Exercise materials:
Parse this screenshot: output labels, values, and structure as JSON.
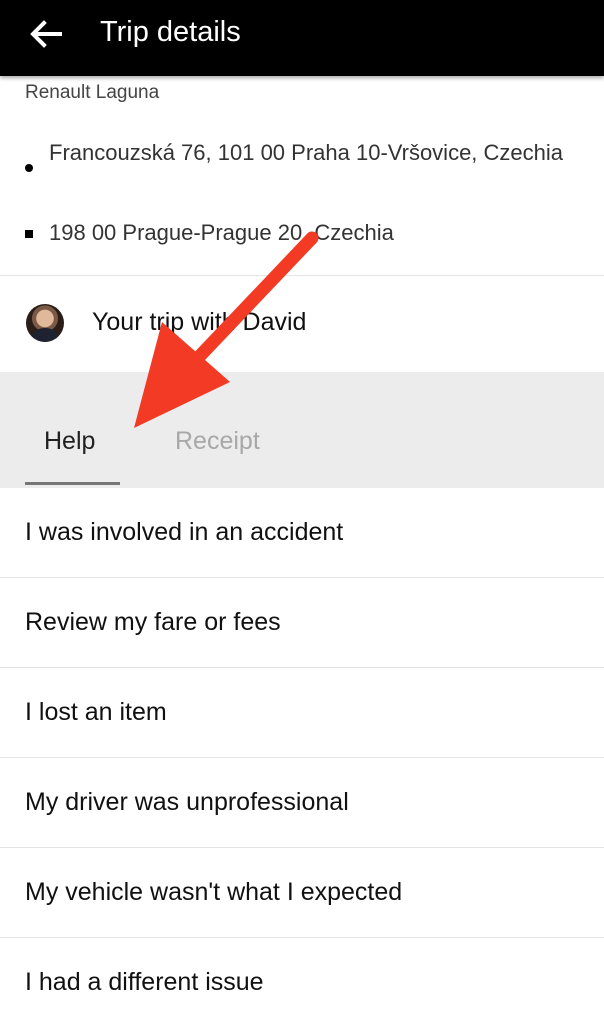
{
  "header": {
    "title": "Trip details",
    "back_icon": "back-arrow-icon"
  },
  "trip": {
    "vehicle": "Renault Laguna",
    "pickup": "Francouzská 76, 101 00 Praha 10-Vršovice, Czechia",
    "dropoff": "198 00 Prague-Prague 20, Czechia",
    "driver_label": "Your trip with David"
  },
  "tabs": [
    {
      "label": "Help",
      "active": true
    },
    {
      "label": "Receipt",
      "active": false
    }
  ],
  "help_items": [
    {
      "label": "I was involved in an accident"
    },
    {
      "label": "Review my fare or fees"
    },
    {
      "label": "I lost an item"
    },
    {
      "label": "My driver was unprofessional"
    },
    {
      "label": "My vehicle wasn't what I expected"
    },
    {
      "label": "I had a different issue"
    }
  ],
  "annotation": {
    "arrow_color": "#f23a24"
  }
}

What the task asks: Show all lines from the listing above in which "Czechia" appears.

Task output:
    "pickup": "Francouzská 76, 101 00 Praha 10-Vršovice, Czechia",
    "dropoff": "198 00 Prague-Prague 20, Czechia",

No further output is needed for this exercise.